■ **WRITTEN EXERCISE**: Write out the material exactly. Do not include the pictures.

======== DATA SECTION

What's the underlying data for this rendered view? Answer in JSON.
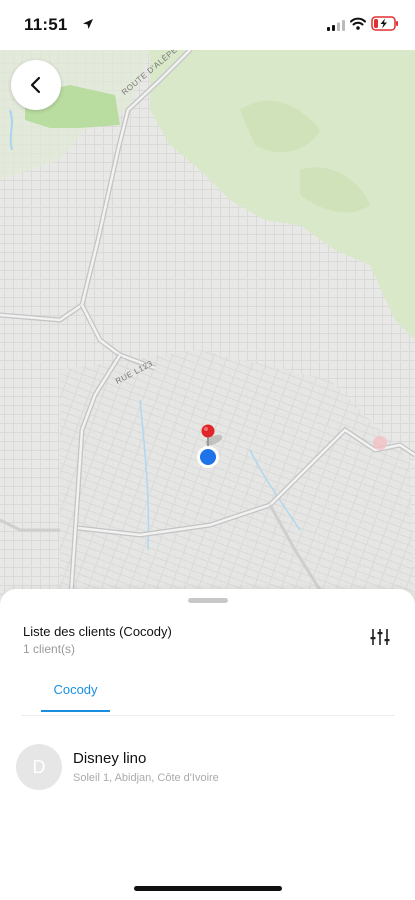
{
  "status_bar": {
    "time": "11:51",
    "icons": [
      "location-arrow-icon",
      "cellular-signal-icon",
      "wifi-icon",
      "battery-charging-icon"
    ]
  },
  "map": {
    "road_labels": [
      "ROUTE D'ALÈPE",
      "RUE L123"
    ],
    "colors": {
      "background": "#e8e8e6",
      "vegetation": "#d9e8c8",
      "park": "#b9dca0",
      "road": "#bdbdbd",
      "water": "#a7d4f0",
      "user_dot": "#1e73e8",
      "pin": "#e0262a"
    }
  },
  "back_button": {
    "icon": "chevron-left-icon"
  },
  "sheet": {
    "title": "Liste des clients (Cocody)",
    "count": "1 client(s)",
    "filter_icon": "sliders-icon",
    "tabs": [
      {
        "label": "Cocody",
        "active": true
      }
    ],
    "accent_color": "#1a8fe0",
    "clients": [
      {
        "initial": "D",
        "name": "Disney lino",
        "address": "Soleil 1, Abidjan, Côte d'Ivoire"
      }
    ]
  }
}
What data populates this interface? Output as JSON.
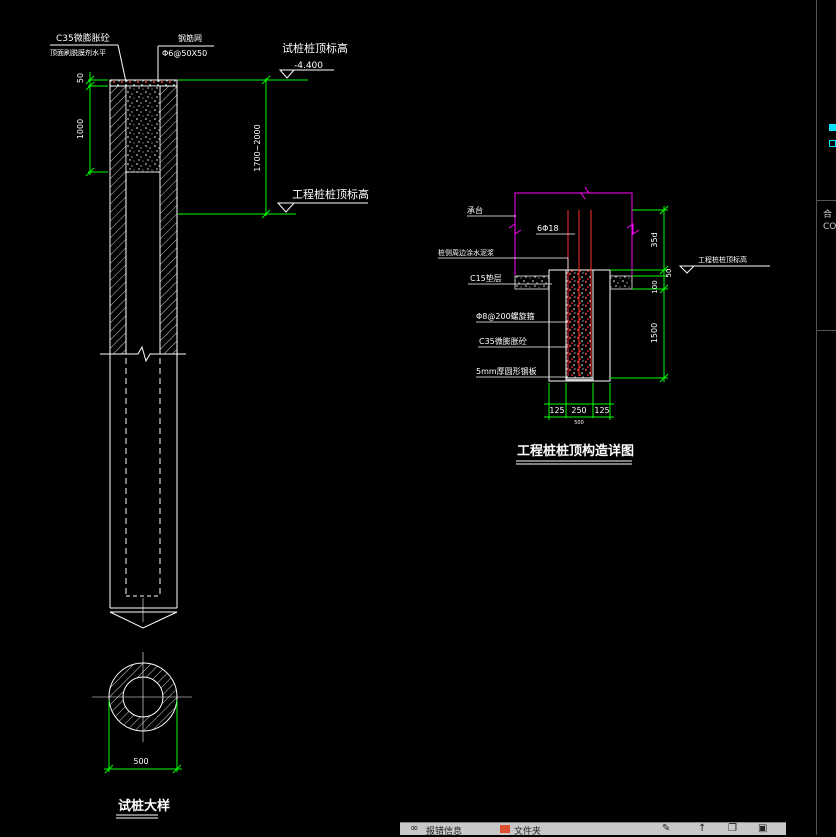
{
  "test_pile": {
    "concrete_note_1": "C35微膨胀砼",
    "concrete_note_2": "顶面刷脱膜剂水平",
    "steel_mesh_title": "钢筋网",
    "steel_mesh_spec": "Φ6@50X50",
    "top_elev_title": "试桩桩顶标高",
    "top_elev_value": "-4.400",
    "work_elev_title": "工程桩桩顶标高",
    "dim_50": "50",
    "dim_1000": "1000",
    "dim_range": "1700~2000",
    "dim_500": "500",
    "title": "试桩大样"
  },
  "detail": {
    "title": "工程桩桩顶构造详图",
    "cap_label": "承台",
    "rebar_label": "6Φ18",
    "waterproof_label": "桩侧周边涂水泥浆",
    "cushion_label": "C15垫层",
    "stirrup_label": "Φ8@200螺旋箍",
    "infill_label": "C35微膨胀砼",
    "plate_label": "5mm厚圆形钢板",
    "elev_label": "工程桩桩顶标高",
    "dim_35d": "35d",
    "dim_100": "100",
    "dim_50": "50",
    "dim_1500": "1500",
    "dim_125a": "125",
    "dim_250": "250",
    "dim_125b": "125",
    "dim_500": "500"
  },
  "ui": {
    "right_panel_text_1": "合",
    "right_panel_text_2": "CO",
    "statusbar_item_1": "报错信息",
    "statusbar_item_2": "文件夹"
  },
  "colors": {
    "background": "#000000",
    "line": "#ffffff",
    "dimension": "#00ff00",
    "cap": "#ff00ff",
    "rebar": "#ff3030",
    "cushion": "#c0c0c0"
  }
}
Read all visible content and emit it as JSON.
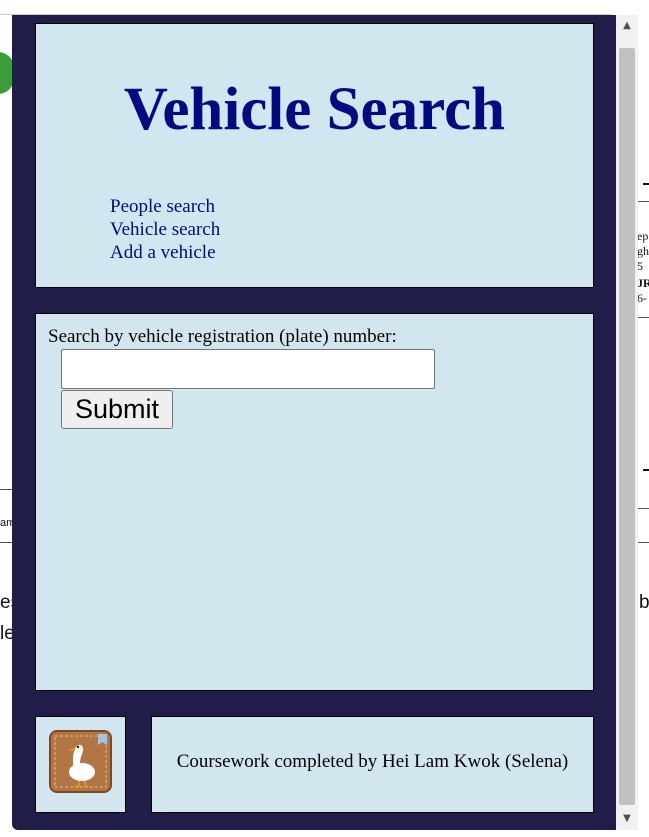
{
  "header": {
    "title": "Vehicle Search",
    "nav": [
      {
        "label": "People search"
      },
      {
        "label": "Vehicle search"
      },
      {
        "label": "Add a vehicle"
      }
    ]
  },
  "search": {
    "label": "Search by vehicle registration (plate) number:",
    "value": "",
    "placeholder": "",
    "submit_label": "Submit"
  },
  "footer": {
    "logo_icon": "goose-icon",
    "credit": "Coursework completed by Hei Lam Kwok (Selena)"
  },
  "background": {
    "fragments": [
      "ep",
      "gh",
      "5",
      "JR",
      "6-",
      "am",
      "es",
      "le",
      "b"
    ]
  },
  "colors": {
    "window_bg": "#201d49",
    "panel_bg": "#d1e6ef",
    "title_color": "#000b82"
  }
}
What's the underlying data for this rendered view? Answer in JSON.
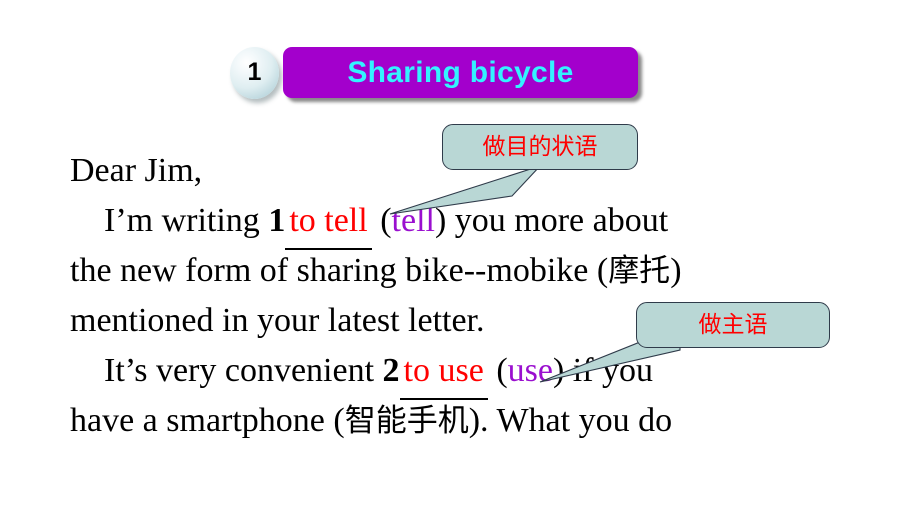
{
  "header": {
    "number": "1",
    "title": "Sharing bicycle"
  },
  "colors": {
    "title_box": "#a300cc",
    "title_text": "#33f3ff",
    "answer_red": "#ff0000",
    "cue_purple": "#9a0fcf",
    "callout_fill": "#b9d7d5",
    "callout_border": "#2f3b4a",
    "background": "#ffffff"
  },
  "body": {
    "lines": [
      {
        "id": "line-salutation",
        "segments": [
          {
            "type": "text",
            "text": "Dear Jim,"
          }
        ]
      },
      {
        "id": "line-1",
        "segments": [
          {
            "type": "indent"
          },
          {
            "type": "text",
            "text": "I’m writing "
          },
          {
            "type": "bold",
            "text": "1"
          },
          {
            "type": "blank",
            "text": "to tell"
          },
          {
            "type": "text",
            "text": " ("
          },
          {
            "type": "cue",
            "text": "tell"
          },
          {
            "type": "text",
            "text": ") you more about"
          }
        ]
      },
      {
        "id": "line-2",
        "segments": [
          {
            "type": "text",
            "text": "the new form of sharing bike--mobike ("
          },
          {
            "type": "cn",
            "text": "摩托"
          },
          {
            "type": "text",
            "text": ")"
          }
        ]
      },
      {
        "id": "line-3",
        "segments": [
          {
            "type": "text",
            "text": "mentioned in your latest letter."
          }
        ]
      },
      {
        "id": "line-4",
        "segments": [
          {
            "type": "indent"
          },
          {
            "type": "text",
            "text": "It’s very convenient "
          },
          {
            "type": "bold",
            "text": "2"
          },
          {
            "type": "blank",
            "text": "to use"
          },
          {
            "type": "text",
            "text": " ("
          },
          {
            "type": "cue",
            "text": "use"
          },
          {
            "type": "text",
            "text": ") if you"
          }
        ]
      },
      {
        "id": "line-5",
        "segments": [
          {
            "type": "text",
            "text": "have a smartphone ("
          },
          {
            "type": "cn",
            "text": "智能手机"
          },
          {
            "type": "text",
            "text": ").  What you do"
          }
        ]
      }
    ]
  },
  "callouts": [
    {
      "id": "callout-1",
      "label": "做目的状语",
      "points_to": "to tell"
    },
    {
      "id": "callout-2",
      "label": "做主语",
      "points_to": "to use"
    }
  ]
}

================

■ **RESPONSE FOR THIS EXERCISE**:
What's the underlying data for this rendered view? Answer in JSON.
{
  "status_bar": {
    "time": "11:51",
    "icons": [
      "location-arrow-icon",
      "cellular-signal-icon",
      "wifi-icon",
      "battery-charging-icon"
    ]
  },
  "map": {
    "road_labels": [
      "ROUTE D'ALÈPE",
      "RUE L123"
    ],
    "colors": {
      "background": "#e8e8e6",
      "vegetation": "#d9e8c8",
      "park": "#b9dca0",
      "road": "#bdbdbd",
      "water": "#a7d4f0",
      "user_dot": "#1e73e8",
      "pin": "#e0262a"
    }
  },
  "back_button": {
    "icon": "chevron-left-icon"
  },
  "sheet": {
    "title": "Liste des clients (Cocody)",
    "count": "1 client(s)",
    "filter_icon": "sliders-icon",
    "tabs": [
      {
        "label": "Cocody",
        "active": true
      }
    ],
    "accent_color": "#1a8fe0",
    "clients": [
      {
        "initial": "D",
        "name": "Disney lino",
        "address": "Soleil 1, Abidjan, Côte d'Ivoire"
      }
    ]
  }
}
What data populates this interface? Output as JSON.
{
  "test_pile": {
    "concrete_note_1": "C35微膨胀砼",
    "concrete_note_2": "顶面刷脱膜剂水平",
    "steel_mesh_title": "钢筋网",
    "steel_mesh_spec": "Φ6@50X50",
    "top_elev_title": "试桩桩顶标高",
    "top_elev_value": "-4.400",
    "work_elev_title": "工程桩桩顶标高",
    "dim_50": "50",
    "dim_1000": "1000",
    "dim_range": "1700~2000",
    "dim_500": "500",
    "title": "试桩大样"
  },
  "detail": {
    "title": "工程桩桩顶构造详图",
    "cap_label": "承台",
    "rebar_label": "6Φ18",
    "waterproof_label": "桩侧周边涂水泥浆",
    "cushion_label": "C15垫层",
    "stirrup_label": "Φ8@200螺旋箍",
    "infill_label": "C35微膨胀砼",
    "plate_label": "5mm厚圆形钢板",
    "elev_label": "工程桩桩顶标高",
    "dim_35d": "35d",
    "dim_100": "100",
    "dim_50": "50",
    "dim_1500": "1500",
    "dim_125a": "125",
    "dim_250": "250",
    "dim_125b": "125",
    "dim_500": "500"
  },
  "ui": {
    "right_panel_text_1": "合",
    "right_panel_text_2": "CO",
    "statusbar_item_1": "报错信息",
    "statusbar_item_2": "文件夹"
  },
  "colors": {
    "background": "#000000",
    "line": "#ffffff",
    "dimension": "#00ff00",
    "cap": "#ff00ff",
    "rebar": "#ff3030",
    "cushion": "#c0c0c0"
  }
}
Read all visible content and emit it as JSON.
{
  "header": {
    "title": "Vehicle Search",
    "nav": [
      {
        "label": "People search"
      },
      {
        "label": "Vehicle search"
      },
      {
        "label": "Add a vehicle"
      }
    ]
  },
  "search": {
    "label": "Search by vehicle registration (plate) number:",
    "value": "",
    "placeholder": "",
    "submit_label": "Submit"
  },
  "footer": {
    "logo_icon": "goose-icon",
    "credit": "Coursework completed by Hei Lam Kwok (Selena)"
  },
  "background": {
    "fragments": [
      "ep",
      "gh",
      "5",
      "JR",
      "6-",
      "am",
      "es",
      "le",
      "b"
    ]
  },
  "colors": {
    "window_bg": "#201d49",
    "panel_bg": "#d1e6ef",
    "title_color": "#000b82"
  }
}
What's the underlying data for this rendered view? Answer in JSON.
{
  "header": {
    "number": "1",
    "title": "Sharing bicycle"
  },
  "colors": {
    "title_box": "#a300cc",
    "title_text": "#33f3ff",
    "answer_red": "#ff0000",
    "cue_purple": "#9a0fcf",
    "callout_fill": "#b9d7d5",
    "callout_border": "#2f3b4a",
    "background": "#ffffff"
  },
  "body": {
    "lines": [
      {
        "id": "line-salutation",
        "segments": [
          {
            "type": "text",
            "text": "Dear Jim,"
          }
        ]
      },
      {
        "id": "line-1",
        "segments": [
          {
            "type": "indent"
          },
          {
            "type": "text",
            "text": "I’m writing "
          },
          {
            "type": "bold",
            "text": "1"
          },
          {
            "type": "blank",
            "text": "to tell"
          },
          {
            "type": "text",
            "text": " ("
          },
          {
            "type": "cue",
            "text": "tell"
          },
          {
            "type": "text",
            "text": ") you more about"
          }
        ]
      },
      {
        "id": "line-2",
        "segments": [
          {
            "type": "text",
            "text": "the new form of sharing bike--mobike ("
          },
          {
            "type": "cn",
            "text": "摩托"
          },
          {
            "type": "text",
            "text": ")"
          }
        ]
      },
      {
        "id": "line-3",
        "segments": [
          {
            "type": "text",
            "text": "mentioned in your latest letter."
          }
        ]
      },
      {
        "id": "line-4",
        "segments": [
          {
            "type": "indent"
          },
          {
            "type": "text",
            "text": "It’s very convenient "
          },
          {
            "type": "bold",
            "text": "2"
          },
          {
            "type": "blank",
            "text": "to use"
          },
          {
            "type": "text",
            "text": " ("
          },
          {
            "type": "cue",
            "text": "use"
          },
          {
            "type": "text",
            "text": ") if you"
          }
        ]
      },
      {
        "id": "line-5",
        "segments": [
          {
            "type": "text",
            "text": "have a smartphone ("
          },
          {
            "type": "cn",
            "text": "智能手机"
          },
          {
            "type": "text",
            "text": ").  What you do"
          }
        ]
      }
    ]
  },
  "callouts": [
    {
      "id": "callout-1",
      "label": "做目的状语",
      "points_to": "to tell"
    },
    {
      "id": "callout-2",
      "label": "做主语",
      "points_to": "to use"
    }
  ]
}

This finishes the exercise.